## START Material provided

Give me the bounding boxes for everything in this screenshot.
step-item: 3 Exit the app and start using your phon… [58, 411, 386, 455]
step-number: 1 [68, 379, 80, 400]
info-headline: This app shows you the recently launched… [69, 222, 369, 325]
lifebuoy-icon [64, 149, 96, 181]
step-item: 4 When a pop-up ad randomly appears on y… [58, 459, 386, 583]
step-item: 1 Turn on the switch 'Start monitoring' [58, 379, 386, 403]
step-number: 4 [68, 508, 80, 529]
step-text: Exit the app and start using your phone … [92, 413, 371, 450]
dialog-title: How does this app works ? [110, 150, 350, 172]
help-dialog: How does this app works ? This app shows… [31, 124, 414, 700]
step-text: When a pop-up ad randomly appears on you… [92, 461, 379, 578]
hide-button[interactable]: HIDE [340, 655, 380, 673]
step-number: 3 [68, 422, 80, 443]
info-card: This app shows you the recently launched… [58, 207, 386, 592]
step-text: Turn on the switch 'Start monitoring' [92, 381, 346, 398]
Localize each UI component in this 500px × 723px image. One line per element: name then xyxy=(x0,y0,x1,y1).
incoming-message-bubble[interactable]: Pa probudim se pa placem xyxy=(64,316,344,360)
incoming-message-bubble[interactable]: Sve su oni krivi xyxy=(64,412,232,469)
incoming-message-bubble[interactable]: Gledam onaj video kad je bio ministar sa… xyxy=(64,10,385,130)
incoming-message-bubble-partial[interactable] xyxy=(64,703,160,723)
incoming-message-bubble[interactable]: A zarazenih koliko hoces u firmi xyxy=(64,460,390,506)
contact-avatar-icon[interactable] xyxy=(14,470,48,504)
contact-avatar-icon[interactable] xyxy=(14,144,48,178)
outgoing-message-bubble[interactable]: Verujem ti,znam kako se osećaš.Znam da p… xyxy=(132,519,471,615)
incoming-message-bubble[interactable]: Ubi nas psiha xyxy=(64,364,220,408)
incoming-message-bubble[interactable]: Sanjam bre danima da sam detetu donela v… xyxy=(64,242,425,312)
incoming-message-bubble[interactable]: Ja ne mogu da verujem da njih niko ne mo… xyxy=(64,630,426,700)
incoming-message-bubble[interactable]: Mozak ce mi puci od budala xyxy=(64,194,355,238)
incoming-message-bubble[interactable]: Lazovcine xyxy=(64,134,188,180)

## END Material provided

▸ Aim of the task
Reproduce the records word for word, from the very first line down to and including the line that contains "info-headline: This app", and output nothing else.

▸ Full response
Give me the bounding boxes for everything in this screenshot.
step-item: 3 Exit the app and start using your phon… [58, 411, 386, 455]
step-number: 1 [68, 379, 80, 400]
info-headline: This app shows you the recently launched… [69, 222, 369, 325]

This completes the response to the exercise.